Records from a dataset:

++++++++++++++++++++

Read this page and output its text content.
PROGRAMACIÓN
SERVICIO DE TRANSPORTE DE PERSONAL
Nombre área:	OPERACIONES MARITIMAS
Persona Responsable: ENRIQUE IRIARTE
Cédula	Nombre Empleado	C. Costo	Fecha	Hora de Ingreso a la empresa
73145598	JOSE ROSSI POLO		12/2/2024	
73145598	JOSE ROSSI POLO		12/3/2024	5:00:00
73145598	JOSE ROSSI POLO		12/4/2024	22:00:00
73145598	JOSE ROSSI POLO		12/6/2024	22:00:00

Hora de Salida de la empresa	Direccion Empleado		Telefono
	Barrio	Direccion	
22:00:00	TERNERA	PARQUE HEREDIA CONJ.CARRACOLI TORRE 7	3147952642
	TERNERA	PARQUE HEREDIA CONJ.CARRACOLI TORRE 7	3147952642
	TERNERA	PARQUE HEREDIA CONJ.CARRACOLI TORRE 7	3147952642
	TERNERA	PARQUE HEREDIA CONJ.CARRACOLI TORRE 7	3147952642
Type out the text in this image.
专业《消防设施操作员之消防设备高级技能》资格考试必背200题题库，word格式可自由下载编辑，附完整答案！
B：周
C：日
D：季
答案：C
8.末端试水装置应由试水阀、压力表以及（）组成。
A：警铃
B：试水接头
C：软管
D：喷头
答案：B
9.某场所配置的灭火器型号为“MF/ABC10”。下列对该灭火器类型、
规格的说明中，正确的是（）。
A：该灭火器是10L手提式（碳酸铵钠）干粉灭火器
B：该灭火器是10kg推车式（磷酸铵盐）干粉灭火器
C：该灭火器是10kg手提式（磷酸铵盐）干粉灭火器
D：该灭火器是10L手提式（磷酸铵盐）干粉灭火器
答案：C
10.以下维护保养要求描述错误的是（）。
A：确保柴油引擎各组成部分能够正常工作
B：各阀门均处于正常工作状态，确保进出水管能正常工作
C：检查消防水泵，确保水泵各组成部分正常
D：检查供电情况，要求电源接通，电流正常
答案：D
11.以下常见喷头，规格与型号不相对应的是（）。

++++++++++++++++++++

Written problem: Locate "Type out the text in this image." in the data above. Then repeat, exactly, its line and each line after it through the last, adding nothing.

Reply:
Type out the text in this image.
专业《消防设施操作员之消防设备高级技能》资格考试必背200题题库，word格式可自由下载编辑，附完整答案！
B：周
C：日
D：季
答案：C
8.末端试水装置应由试水阀、压力表以及（）组成。
A：警铃
B：试水接头
C：软管
D：喷头
答案：B
9.某场所配置的灭火器型号为“MF/ABC10”。下列对该灭火器类型、
规格的说明中，正确的是（）。
A：该灭火器是10L手提式（碳酸铵钠）干粉灭火器
B：该灭火器是10kg推车式（磷酸铵盐）干粉灭火器
C：该灭火器是10kg手提式（磷酸铵盐）干粉灭火器
D：该灭火器是10L手提式（磷酸铵盐）干粉灭火器
答案：C
10.以下维护保养要求描述错误的是（）。
A：确保柴油引擎各组成部分能够正常工作
B：各阀门均处于正常工作状态，确保进出水管能正常工作
C：检查消防水泵，确保水泵各组成部分正常
D：检查供电情况，要求电源接通，电流正常
答案：D
11.以下常见喷头，规格与型号不相对应的是（）。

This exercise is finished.